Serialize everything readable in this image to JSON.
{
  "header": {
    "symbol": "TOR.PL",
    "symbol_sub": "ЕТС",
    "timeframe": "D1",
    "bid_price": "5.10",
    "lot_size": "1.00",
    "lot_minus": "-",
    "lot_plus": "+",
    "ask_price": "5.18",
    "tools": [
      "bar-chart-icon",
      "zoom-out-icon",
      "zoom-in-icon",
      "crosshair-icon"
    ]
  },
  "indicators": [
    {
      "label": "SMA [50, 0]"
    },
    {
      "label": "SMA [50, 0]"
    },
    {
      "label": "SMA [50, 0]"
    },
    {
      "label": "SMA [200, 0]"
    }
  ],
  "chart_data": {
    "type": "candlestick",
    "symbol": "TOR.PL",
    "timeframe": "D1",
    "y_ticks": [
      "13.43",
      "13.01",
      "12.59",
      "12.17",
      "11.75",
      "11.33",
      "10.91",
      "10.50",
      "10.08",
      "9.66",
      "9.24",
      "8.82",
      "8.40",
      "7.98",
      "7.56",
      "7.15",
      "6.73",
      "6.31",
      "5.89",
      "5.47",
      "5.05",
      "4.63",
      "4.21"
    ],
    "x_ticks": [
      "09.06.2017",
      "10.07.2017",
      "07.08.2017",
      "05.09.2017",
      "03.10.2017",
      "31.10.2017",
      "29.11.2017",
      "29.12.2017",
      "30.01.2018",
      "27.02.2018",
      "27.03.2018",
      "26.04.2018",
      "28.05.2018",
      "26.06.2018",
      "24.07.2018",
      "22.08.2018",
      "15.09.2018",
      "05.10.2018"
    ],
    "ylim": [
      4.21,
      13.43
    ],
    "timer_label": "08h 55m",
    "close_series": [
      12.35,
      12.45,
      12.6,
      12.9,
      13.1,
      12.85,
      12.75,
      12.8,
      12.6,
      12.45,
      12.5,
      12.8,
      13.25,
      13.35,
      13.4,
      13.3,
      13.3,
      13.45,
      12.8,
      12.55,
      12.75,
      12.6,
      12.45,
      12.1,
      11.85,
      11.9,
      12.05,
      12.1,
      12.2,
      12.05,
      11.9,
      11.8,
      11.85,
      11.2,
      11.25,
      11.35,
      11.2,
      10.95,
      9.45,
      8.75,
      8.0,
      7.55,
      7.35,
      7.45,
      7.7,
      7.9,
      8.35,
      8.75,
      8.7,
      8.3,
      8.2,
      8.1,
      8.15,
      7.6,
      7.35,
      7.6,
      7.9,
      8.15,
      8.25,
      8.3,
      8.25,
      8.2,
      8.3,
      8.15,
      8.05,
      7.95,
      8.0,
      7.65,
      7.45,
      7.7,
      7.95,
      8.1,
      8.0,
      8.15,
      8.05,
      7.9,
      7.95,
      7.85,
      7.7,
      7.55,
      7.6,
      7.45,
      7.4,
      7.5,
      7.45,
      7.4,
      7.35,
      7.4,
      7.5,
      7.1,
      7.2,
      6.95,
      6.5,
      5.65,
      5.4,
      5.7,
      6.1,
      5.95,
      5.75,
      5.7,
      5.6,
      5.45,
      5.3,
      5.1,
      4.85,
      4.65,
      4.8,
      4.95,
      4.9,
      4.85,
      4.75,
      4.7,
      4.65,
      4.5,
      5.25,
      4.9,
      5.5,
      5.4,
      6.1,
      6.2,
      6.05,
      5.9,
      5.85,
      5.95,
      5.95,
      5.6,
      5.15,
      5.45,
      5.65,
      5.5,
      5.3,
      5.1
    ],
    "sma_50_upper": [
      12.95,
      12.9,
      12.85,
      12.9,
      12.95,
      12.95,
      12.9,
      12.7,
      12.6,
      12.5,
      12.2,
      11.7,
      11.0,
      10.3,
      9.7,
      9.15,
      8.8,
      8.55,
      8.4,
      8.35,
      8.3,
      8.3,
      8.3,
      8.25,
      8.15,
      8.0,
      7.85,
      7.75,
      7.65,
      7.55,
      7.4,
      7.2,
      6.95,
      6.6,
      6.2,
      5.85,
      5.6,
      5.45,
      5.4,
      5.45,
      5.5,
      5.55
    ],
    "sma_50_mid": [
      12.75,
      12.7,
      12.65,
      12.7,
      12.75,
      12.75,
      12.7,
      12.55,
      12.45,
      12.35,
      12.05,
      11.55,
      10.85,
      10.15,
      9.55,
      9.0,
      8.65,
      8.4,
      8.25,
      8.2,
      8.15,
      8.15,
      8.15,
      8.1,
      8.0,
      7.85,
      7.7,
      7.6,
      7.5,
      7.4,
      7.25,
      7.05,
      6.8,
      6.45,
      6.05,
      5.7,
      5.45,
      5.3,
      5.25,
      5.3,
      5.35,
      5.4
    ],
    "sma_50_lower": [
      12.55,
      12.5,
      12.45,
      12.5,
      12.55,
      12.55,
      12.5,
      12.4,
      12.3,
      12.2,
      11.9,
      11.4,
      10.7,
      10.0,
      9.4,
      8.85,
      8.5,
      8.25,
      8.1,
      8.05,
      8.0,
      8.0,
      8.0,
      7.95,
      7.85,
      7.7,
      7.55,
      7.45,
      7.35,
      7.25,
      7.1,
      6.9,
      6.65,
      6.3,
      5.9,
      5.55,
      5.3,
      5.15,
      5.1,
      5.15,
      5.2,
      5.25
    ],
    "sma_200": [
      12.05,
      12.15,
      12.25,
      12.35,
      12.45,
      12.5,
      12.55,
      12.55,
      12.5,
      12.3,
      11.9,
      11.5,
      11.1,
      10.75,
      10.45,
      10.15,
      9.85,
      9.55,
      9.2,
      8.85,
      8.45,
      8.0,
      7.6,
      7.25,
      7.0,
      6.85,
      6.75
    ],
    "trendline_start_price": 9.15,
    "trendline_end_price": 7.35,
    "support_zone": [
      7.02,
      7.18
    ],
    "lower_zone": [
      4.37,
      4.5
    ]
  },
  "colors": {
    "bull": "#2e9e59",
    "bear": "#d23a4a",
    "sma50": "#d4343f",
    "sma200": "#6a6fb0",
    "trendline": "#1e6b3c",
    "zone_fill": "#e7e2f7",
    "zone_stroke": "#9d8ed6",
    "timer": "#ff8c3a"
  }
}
• • • •
[WRITTEN TASK] Copy all lines in the listing above where the string "icon" appears.

[TASK OUTPUT]
      "bar-chart-icon",
      "zoom-out-icon",
      "zoom-in-icon",
      "crosshair-icon"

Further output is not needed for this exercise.